### [Directions]
Search the listing below for the string "color" and copy every line where it occurs.

### [Records from a collection of figures]
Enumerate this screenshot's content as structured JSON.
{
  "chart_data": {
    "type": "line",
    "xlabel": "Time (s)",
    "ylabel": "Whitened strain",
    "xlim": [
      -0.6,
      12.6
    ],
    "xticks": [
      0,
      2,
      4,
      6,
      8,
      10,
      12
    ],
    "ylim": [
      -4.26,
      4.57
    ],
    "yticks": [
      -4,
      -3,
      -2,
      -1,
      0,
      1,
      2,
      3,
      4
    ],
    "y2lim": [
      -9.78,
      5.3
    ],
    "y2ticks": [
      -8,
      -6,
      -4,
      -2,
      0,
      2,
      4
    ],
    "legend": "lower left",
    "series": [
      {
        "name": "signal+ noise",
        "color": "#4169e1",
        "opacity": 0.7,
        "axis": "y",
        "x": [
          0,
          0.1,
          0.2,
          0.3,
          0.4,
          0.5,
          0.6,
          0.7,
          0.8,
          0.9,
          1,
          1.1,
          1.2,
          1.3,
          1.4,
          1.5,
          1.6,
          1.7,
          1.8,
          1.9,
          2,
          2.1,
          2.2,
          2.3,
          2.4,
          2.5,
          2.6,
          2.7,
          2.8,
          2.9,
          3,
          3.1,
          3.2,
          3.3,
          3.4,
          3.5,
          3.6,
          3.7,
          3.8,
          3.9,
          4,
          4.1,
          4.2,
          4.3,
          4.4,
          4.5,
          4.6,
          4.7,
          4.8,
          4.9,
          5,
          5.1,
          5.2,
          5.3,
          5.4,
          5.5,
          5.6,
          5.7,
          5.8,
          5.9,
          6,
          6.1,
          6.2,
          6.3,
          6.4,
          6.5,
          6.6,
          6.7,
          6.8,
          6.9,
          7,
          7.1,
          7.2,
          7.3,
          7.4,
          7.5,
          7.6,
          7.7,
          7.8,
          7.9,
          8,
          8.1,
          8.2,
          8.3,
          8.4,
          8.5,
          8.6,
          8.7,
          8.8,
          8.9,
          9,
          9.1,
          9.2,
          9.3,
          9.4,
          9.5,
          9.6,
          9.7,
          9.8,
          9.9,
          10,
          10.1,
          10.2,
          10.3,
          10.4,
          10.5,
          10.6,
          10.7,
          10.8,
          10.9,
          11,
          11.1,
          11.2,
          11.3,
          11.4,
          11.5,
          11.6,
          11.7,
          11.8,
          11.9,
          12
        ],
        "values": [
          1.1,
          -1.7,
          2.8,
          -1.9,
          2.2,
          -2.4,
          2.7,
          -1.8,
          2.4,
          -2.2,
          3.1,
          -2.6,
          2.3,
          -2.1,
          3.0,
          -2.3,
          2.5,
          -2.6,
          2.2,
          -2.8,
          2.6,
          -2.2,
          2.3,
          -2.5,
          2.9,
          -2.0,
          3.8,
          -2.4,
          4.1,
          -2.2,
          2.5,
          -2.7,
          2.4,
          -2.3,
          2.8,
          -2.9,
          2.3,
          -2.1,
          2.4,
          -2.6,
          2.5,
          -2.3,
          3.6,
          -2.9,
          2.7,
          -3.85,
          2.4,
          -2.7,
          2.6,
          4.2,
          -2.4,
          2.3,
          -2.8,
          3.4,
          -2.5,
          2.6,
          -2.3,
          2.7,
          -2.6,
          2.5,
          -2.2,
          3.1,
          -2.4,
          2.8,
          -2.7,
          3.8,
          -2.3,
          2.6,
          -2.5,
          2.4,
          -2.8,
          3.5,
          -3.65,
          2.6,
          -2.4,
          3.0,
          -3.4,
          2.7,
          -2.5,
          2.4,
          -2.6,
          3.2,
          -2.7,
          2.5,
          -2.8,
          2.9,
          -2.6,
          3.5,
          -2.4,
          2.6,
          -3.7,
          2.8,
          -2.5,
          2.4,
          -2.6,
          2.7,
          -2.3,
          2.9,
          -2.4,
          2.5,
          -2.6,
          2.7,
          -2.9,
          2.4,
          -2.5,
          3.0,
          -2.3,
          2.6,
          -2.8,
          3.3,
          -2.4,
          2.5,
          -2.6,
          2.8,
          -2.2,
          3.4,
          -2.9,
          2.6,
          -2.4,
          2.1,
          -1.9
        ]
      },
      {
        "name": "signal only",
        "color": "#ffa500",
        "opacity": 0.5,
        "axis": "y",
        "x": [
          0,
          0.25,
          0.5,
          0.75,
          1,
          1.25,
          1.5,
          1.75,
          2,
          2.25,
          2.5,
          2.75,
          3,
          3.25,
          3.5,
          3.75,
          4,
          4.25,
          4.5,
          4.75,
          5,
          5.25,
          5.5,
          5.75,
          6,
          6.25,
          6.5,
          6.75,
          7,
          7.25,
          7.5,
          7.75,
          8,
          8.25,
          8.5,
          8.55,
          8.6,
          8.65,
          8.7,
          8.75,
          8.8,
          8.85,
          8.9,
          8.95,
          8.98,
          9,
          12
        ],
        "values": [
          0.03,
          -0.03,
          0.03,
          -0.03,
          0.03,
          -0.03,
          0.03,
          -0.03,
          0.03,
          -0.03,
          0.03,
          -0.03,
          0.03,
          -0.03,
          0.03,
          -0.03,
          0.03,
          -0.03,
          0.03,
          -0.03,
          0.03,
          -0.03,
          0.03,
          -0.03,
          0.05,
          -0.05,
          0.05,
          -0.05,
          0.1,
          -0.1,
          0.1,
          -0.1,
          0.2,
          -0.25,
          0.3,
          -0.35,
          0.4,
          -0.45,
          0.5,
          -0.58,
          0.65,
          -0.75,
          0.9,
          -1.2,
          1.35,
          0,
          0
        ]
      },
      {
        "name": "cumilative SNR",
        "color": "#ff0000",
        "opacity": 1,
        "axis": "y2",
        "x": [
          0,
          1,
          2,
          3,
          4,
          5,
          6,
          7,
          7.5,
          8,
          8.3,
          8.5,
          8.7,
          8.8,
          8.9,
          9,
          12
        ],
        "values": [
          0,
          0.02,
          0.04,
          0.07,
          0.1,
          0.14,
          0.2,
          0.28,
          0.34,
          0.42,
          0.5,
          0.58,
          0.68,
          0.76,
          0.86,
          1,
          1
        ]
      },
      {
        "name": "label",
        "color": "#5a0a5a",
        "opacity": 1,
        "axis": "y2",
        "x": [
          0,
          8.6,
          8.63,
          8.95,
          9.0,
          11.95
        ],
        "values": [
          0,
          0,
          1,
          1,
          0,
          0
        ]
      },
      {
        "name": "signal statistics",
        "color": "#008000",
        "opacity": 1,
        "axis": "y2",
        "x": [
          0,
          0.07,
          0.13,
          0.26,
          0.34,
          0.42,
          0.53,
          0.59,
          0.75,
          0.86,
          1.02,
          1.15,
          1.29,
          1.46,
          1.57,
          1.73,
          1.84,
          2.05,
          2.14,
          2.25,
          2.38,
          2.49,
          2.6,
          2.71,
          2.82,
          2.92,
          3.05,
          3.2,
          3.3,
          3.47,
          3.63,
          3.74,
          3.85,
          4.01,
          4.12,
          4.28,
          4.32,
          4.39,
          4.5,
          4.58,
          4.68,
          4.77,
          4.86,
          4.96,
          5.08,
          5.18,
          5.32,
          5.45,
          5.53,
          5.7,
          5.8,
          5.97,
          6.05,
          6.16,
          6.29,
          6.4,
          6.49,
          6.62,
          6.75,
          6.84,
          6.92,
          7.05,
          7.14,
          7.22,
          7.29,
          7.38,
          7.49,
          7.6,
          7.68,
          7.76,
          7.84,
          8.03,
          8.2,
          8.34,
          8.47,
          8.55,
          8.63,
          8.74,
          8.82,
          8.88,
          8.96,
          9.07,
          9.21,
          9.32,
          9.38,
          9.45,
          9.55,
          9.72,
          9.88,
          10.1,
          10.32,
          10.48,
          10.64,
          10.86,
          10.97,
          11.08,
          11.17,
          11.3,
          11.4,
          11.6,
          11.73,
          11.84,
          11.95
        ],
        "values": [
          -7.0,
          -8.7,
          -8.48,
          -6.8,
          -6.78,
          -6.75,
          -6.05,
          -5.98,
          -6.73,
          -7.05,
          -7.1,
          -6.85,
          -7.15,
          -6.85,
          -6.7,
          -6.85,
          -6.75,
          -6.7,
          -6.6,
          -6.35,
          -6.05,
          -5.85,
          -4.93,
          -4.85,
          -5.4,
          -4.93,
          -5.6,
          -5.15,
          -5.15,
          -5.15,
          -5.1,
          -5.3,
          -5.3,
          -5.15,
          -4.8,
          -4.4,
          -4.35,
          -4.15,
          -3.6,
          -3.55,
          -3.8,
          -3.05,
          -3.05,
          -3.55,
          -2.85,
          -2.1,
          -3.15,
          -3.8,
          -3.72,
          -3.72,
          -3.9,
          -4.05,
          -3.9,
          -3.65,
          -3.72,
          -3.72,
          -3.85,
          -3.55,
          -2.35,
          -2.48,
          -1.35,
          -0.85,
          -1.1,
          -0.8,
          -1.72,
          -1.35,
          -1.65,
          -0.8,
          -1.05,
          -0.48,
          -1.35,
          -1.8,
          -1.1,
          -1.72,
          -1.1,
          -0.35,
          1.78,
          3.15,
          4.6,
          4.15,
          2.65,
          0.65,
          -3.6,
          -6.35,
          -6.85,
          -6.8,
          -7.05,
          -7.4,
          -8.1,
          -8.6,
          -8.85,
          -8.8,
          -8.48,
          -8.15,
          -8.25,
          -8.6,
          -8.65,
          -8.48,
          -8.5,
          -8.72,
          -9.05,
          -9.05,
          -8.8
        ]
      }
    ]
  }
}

### [Solution for this exercise]
        "color": "#4169e1",
        "color": "#ffa500",
        "color": "#ff0000",
        "color": "#5a0a5a",
        "color": "#008000",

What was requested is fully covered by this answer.